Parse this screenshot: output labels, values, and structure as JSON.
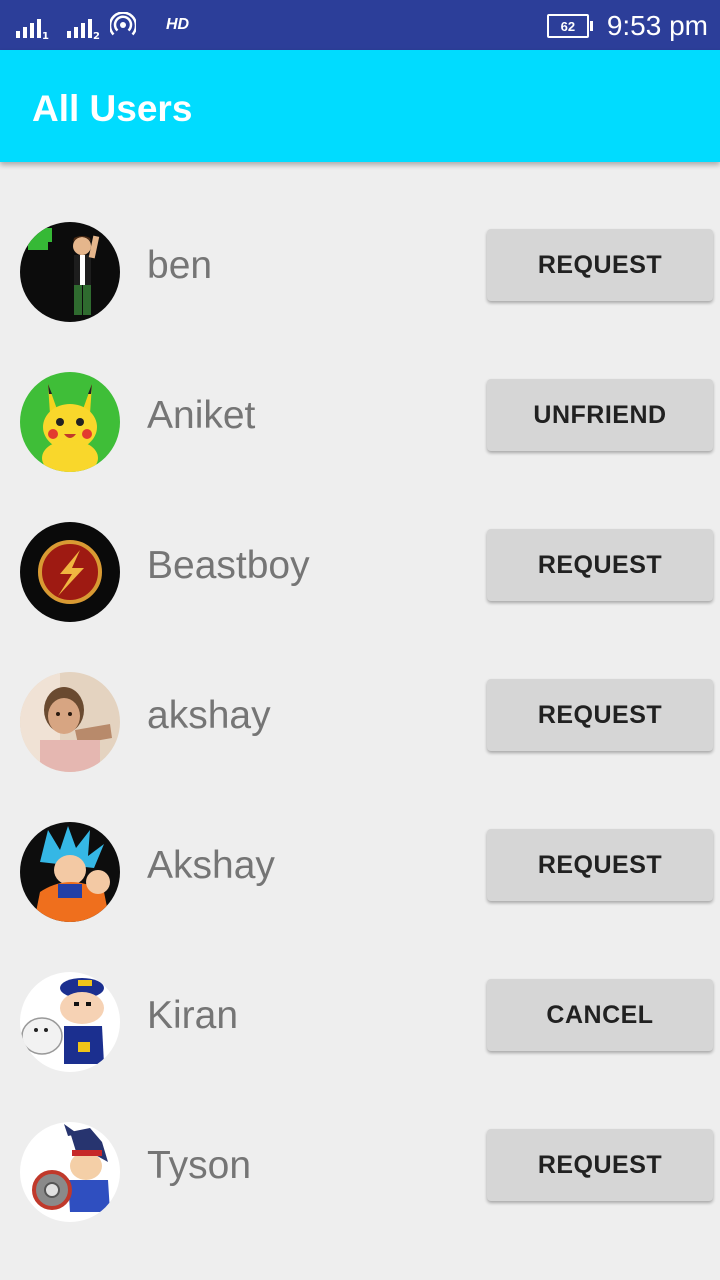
{
  "status_bar": {
    "network_badge": "HD",
    "battery_level": "62",
    "time": "9:53 pm",
    "background_color": "#2c3e99"
  },
  "app_bar": {
    "title": "All Users",
    "background_color": "#00dcff"
  },
  "users": [
    {
      "name": "ben",
      "action": "REQUEST",
      "avatar_icon": "ben10-avatar-icon"
    },
    {
      "name": "Aniket",
      "action": "UNFRIEND",
      "avatar_icon": "pikachu-avatar-icon"
    },
    {
      "name": "Beastboy",
      "action": "REQUEST",
      "avatar_icon": "flash-logo-avatar-icon"
    },
    {
      "name": "akshay",
      "action": "REQUEST",
      "avatar_icon": "child-photo-avatar-icon"
    },
    {
      "name": "Akshay",
      "action": "REQUEST",
      "avatar_icon": "goku-avatar-icon"
    },
    {
      "name": "Kiran",
      "action": "CANCEL",
      "avatar_icon": "shinchan-avatar-icon"
    },
    {
      "name": "Tyson",
      "action": "REQUEST",
      "avatar_icon": "tyson-beyblade-avatar-icon"
    }
  ]
}
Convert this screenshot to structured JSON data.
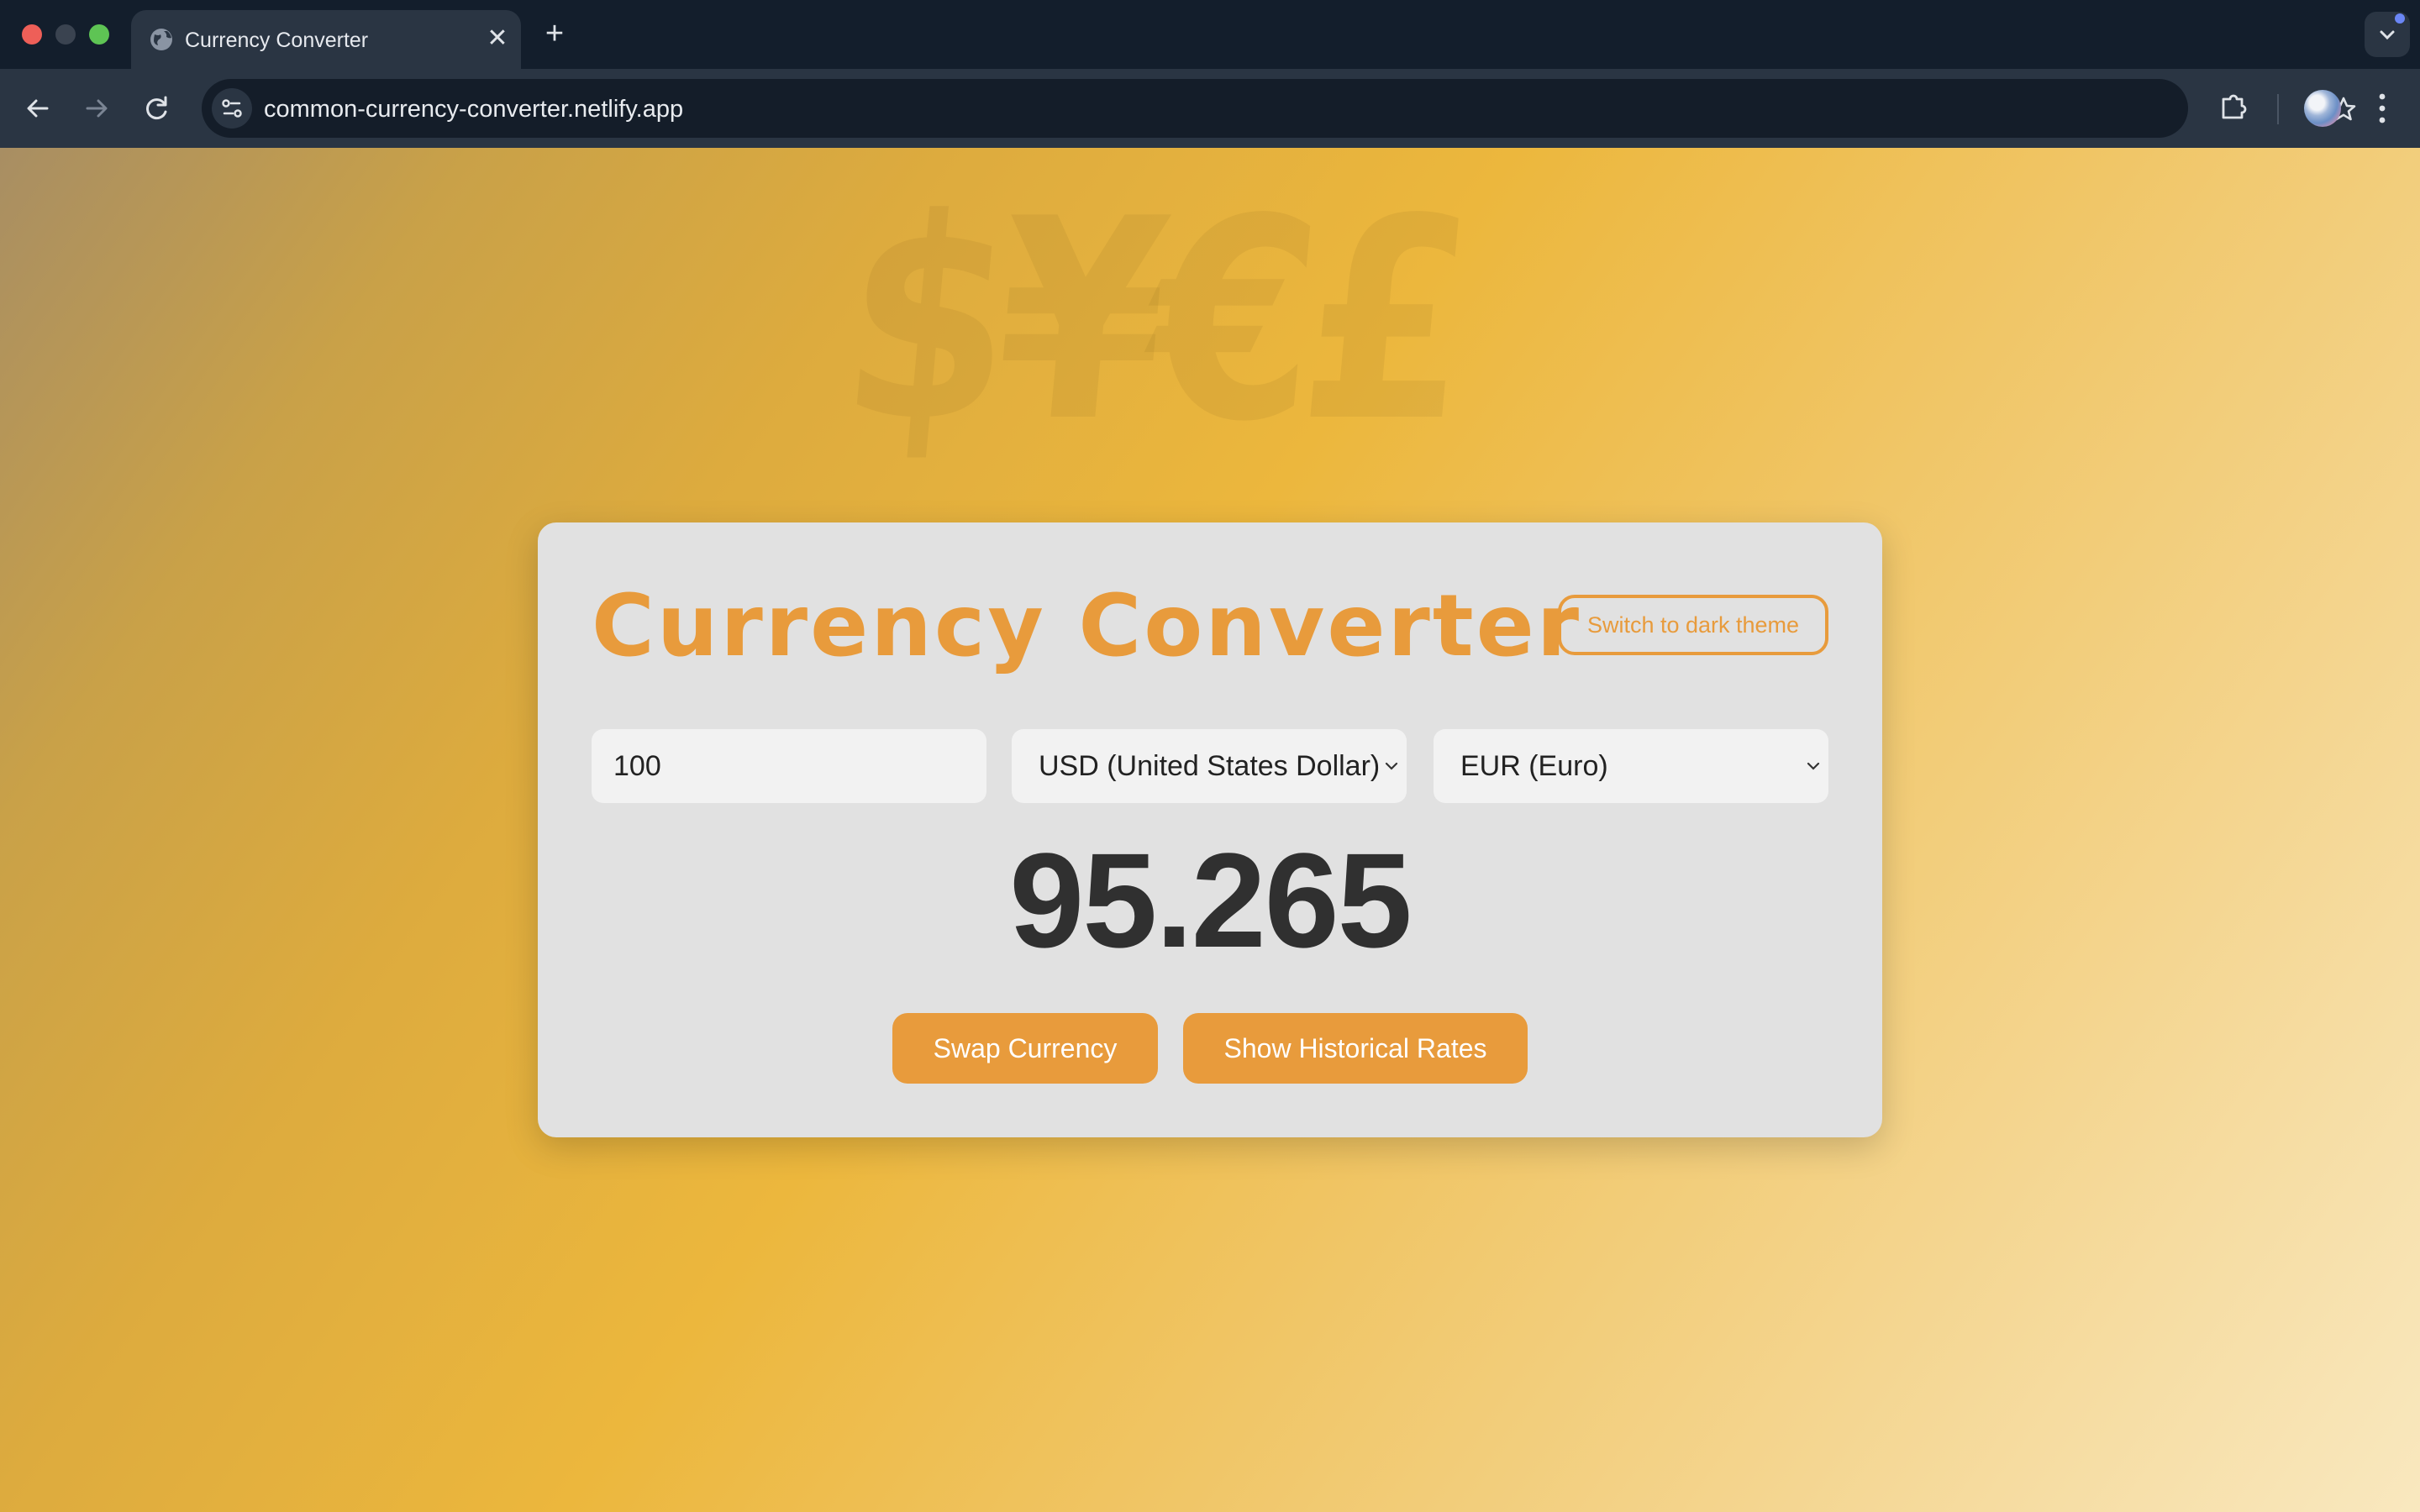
{
  "browser": {
    "tab_title": "Currency Converter",
    "url": "common-currency-converter.netlify.app"
  },
  "page": {
    "background_symbols": "$¥€£",
    "title": "Currency Converter",
    "theme_toggle_label": "Switch to dark theme",
    "amount_value": "100",
    "from_currency": "USD (United States Dollar)",
    "to_currency": "EUR (Euro)",
    "result": "95.265",
    "swap_label": "Swap Currency",
    "history_label": "Show Historical Rates"
  },
  "colors": {
    "accent": "#e89b3c",
    "card": "#e1e1e1",
    "result_text": "#303030"
  },
  "icons": {
    "back": "arrow-left-icon",
    "forward": "arrow-right-icon",
    "reload": "reload-icon",
    "site_info": "tune-icon",
    "bookmark": "star-icon",
    "extensions": "puzzle-icon",
    "menu": "kebab-menu-icon"
  }
}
· · · · · · ·
Transcribe every entry word for word, but skip the pictures.

Reply:
Parse this screenshot: output labels, values, and structure as JSON.
{
  "status_bar": {
    "network_badge": "HD",
    "battery_level": "62",
    "time": "9:53 pm",
    "background_color": "#2c3e99"
  },
  "app_bar": {
    "title": "All Users",
    "background_color": "#00dcff"
  },
  "users": [
    {
      "name": "ben",
      "action": "REQUEST",
      "avatar_icon": "ben10-avatar-icon"
    },
    {
      "name": "Aniket",
      "action": "UNFRIEND",
      "avatar_icon": "pikachu-avatar-icon"
    },
    {
      "name": "Beastboy",
      "action": "REQUEST",
      "avatar_icon": "flash-logo-avatar-icon"
    },
    {
      "name": "akshay",
      "action": "REQUEST",
      "avatar_icon": "child-photo-avatar-icon"
    },
    {
      "name": "Akshay",
      "action": "REQUEST",
      "avatar_icon": "goku-avatar-icon"
    },
    {
      "name": "Kiran",
      "action": "CANCEL",
      "avatar_icon": "shinchan-avatar-icon"
    },
    {
      "name": "Tyson",
      "action": "REQUEST",
      "avatar_icon": "tyson-beyblade-avatar-icon"
    }
  ]
}
Convert this screenshot to structured JSON data.
{
  "browser": {
    "tab_title": "Currency Converter",
    "url": "common-currency-converter.netlify.app"
  },
  "page": {
    "background_symbols": "$¥€£",
    "title": "Currency Converter",
    "theme_toggle_label": "Switch to dark theme",
    "amount_value": "100",
    "from_currency": "USD (United States Dollar)",
    "to_currency": "EUR (Euro)",
    "result": "95.265",
    "swap_label": "Swap Currency",
    "history_label": "Show Historical Rates"
  },
  "colors": {
    "accent": "#e89b3c",
    "card": "#e1e1e1",
    "result_text": "#303030"
  },
  "icons": {
    "back": "arrow-left-icon",
    "forward": "arrow-right-icon",
    "reload": "reload-icon",
    "site_info": "tune-icon",
    "bookmark": "star-icon",
    "extensions": "puzzle-icon",
    "menu": "kebab-menu-icon"
  }
}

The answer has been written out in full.